Text provided:
□ □ □ □
Michael Snyder, Contributor
The United States is not the only one with massive economic problems right now. The truth is that just about wherever you look around the globe things are getting even worse. China is experiencing a substantial economic slowdown, and Japan has resorted to yet another round of money printing in an effort to keep the Japanese economy moving. Unemployment in Europe continues to get even worse, and the riots this week in Spain and in Greece have been absolutely frightening at times.
In the United States there are a whole host of signs that another recession is approaching, and the number of American CEOs that say that they plan to eliminate jobs in the coming months is rapidly rising. The world economy is more interconnected today than ever before, and that means that we are all in this together. Just remember what happened back in 2008 and 2009. The economic pain that started on Wall Street was felt in every corner of the planet. So anyone that believes that the United States (or any other major nation for that matter) is going to escape the next wave of the economic crisis is simply not being realistic.
Why do you think central banks all over the world are in “panic mode” right now? They are firing all of their ammunition and printing money like there is no tomorrow in an attempt to keep the system together. Unfortunately, it is not going to work.
If the powers that be had an “easy button” that would quickly fix everything, they would have pressed it by now. But despite all of their efforts things continue to unravel. If you want to get an idea of where we are headed, just look at what is already happening in Europe. Unemployment has risen above 24 percent in Greece and above 25 percent in Spain.
Those two nations are on the “bleeding edge” of the next wave of economic problems. Unemployment is rising almost everywhere else in Europe as well, and things are eventually going to get really bad in Asia and in North America too.
So hold on to your seat belts – it is going to be a bumpy ride.
The following are 14 signs from around the globe that the world economy is getting weaker….
#1 Things in China do not look good right now. The Shanghai Composite index fell to its lowest point in over 3 years earlier this week. Will the S&P 500 soon follow suit?
#2 The Bank of Japan has resorted to yet another round of money printing in a desperate attempt to try to bolster the faltering Japanese economy….
□ □ □ □
Material for this task:
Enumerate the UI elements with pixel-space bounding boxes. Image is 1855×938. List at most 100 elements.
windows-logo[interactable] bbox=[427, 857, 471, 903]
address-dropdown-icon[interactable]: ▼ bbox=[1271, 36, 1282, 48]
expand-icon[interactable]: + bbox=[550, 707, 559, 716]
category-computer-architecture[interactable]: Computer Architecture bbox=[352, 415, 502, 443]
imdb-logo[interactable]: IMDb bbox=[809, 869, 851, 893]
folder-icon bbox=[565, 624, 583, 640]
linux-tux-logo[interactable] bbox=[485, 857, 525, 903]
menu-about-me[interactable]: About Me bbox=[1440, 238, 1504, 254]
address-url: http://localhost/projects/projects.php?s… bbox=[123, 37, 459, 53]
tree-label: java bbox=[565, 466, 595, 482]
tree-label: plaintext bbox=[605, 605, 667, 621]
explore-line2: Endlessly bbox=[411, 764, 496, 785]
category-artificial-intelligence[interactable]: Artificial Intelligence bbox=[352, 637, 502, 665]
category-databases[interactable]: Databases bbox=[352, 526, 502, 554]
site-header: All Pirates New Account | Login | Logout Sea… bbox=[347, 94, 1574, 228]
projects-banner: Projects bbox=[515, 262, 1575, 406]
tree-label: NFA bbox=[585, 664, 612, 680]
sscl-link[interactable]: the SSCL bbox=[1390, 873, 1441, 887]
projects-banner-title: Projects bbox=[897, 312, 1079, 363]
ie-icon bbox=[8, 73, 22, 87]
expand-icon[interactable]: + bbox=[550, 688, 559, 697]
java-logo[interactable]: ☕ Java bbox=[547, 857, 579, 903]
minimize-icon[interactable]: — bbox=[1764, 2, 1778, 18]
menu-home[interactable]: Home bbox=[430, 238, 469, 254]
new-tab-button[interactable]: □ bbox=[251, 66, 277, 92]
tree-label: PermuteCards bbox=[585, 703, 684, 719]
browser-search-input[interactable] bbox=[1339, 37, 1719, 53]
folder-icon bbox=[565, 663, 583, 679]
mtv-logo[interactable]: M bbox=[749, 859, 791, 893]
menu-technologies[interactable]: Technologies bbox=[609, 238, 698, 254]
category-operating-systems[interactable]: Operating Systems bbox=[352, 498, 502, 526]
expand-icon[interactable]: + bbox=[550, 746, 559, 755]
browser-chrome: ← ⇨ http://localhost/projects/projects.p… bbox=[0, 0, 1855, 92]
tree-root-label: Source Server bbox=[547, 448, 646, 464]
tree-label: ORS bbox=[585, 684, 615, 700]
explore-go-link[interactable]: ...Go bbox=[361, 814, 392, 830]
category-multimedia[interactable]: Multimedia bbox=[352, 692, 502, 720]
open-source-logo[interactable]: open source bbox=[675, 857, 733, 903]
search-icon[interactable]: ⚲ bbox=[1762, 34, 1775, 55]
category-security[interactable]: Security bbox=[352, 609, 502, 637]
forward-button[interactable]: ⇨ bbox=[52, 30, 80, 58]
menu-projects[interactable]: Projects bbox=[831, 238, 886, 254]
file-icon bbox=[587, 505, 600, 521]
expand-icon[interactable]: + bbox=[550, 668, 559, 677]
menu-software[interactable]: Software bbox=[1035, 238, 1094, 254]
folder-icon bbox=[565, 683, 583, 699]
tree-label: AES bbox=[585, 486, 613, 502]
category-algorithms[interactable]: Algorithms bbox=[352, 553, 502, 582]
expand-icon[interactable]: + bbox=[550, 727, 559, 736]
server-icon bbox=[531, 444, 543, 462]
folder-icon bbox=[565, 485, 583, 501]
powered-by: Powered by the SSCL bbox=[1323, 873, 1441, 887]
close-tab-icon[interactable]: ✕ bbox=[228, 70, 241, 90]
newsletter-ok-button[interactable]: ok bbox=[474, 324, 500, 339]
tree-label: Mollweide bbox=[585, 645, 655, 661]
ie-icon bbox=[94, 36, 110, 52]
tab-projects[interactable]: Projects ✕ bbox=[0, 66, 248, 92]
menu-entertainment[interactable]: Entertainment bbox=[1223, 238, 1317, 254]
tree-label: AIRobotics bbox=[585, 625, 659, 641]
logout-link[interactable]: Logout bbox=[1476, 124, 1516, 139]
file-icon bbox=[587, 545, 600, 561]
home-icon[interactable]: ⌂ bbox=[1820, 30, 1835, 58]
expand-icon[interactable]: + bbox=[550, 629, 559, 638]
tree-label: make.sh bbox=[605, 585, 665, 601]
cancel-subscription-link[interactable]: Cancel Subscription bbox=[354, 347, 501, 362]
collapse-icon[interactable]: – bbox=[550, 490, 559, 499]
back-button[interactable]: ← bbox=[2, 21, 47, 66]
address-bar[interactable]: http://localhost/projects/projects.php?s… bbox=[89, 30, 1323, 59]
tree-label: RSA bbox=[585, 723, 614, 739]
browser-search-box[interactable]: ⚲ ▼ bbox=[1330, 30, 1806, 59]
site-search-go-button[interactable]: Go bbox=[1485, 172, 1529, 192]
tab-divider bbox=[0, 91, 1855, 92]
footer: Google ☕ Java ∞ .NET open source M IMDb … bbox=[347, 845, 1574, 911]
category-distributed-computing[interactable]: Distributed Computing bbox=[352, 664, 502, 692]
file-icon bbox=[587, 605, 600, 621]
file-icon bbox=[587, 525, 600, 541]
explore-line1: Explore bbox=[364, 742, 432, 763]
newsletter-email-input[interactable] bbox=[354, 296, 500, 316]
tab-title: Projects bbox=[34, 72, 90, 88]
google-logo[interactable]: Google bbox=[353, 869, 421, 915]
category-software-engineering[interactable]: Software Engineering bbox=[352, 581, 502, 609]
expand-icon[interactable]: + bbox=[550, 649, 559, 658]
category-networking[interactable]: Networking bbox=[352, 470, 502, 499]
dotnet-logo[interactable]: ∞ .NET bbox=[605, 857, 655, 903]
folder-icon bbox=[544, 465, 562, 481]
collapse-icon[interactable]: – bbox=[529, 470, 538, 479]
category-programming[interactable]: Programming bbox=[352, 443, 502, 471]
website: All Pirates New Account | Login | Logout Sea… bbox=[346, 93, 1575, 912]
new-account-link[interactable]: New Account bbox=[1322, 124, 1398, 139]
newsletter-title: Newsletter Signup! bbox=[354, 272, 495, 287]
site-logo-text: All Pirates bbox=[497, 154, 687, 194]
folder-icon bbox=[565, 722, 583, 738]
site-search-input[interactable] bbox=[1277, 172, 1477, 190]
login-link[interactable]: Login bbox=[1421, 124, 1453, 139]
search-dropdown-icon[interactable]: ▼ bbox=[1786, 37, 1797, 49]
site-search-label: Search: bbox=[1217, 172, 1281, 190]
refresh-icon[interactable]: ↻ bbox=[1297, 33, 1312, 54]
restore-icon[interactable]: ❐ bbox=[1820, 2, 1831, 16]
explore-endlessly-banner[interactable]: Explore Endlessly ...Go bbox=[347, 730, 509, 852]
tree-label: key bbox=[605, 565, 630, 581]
□ □ □ □
Problems and tasks:
• 1. Duplicate the records from their first line through the line with "expand-icon[interactable]: + bbox=[550, 707, 559, 716]".
• 2. Pick up the article on the weakening world economy where it stops and continue it.

The answers:
• 1.
Enumerate the UI elements with pixel-space bounding boxes. Image is 1855×938. List at most 100 elements.
windows-logo[interactable] bbox=[427, 857, 471, 903]
address-dropdown-icon[interactable]: ▼ bbox=[1271, 36, 1282, 48]
expand-icon[interactable]: + bbox=[550, 707, 559, 716]

• 2.
In Asia, the Bank of Japan has long been manufacturing money out of thin air. It has just announced an eighth round of money printing to prop up the ailing Japanese economy. The Bank of Japan is to purchase 10 trillion yen of bonds to add further liquidity into the financial system. Now it has 80 trillion yen of bonds in its portfolio, equivalent to 20 per cent of Japan’s gross domestic product.
#3 In Spain, violent demonstrations over the state of the Spanish economy just outside the national Parliament building in Madrid on Tuesday evening made headlines all over the globe. You can view video of police brutally beating young Spanish protesters during those demonstrations right here.
#4 As unemployment hovers around the 25 percent mark, foraging through garbage bins for food has become so rampant in Spain that one city has actually started putting locks on supermarket garbage bins “as a public health precaution“.
#5 Despite all of the money printing that the ECB has been doing, the yield on 10 year Spanish bonds has risen back up to about 6 percent again.
#6 The economic protests in Greece are getting completely and totally out of control. Just check out this description of the “Day of Rage” that took place in Greece earlier this week….
Police fired stun grenades and tear gas at protesters yesterday as tens of thousands poured into the streets of Athens as part of a nationwide strike to challenge a new round of austerity measures that are expected to cut wages, pensions and healthcare once again.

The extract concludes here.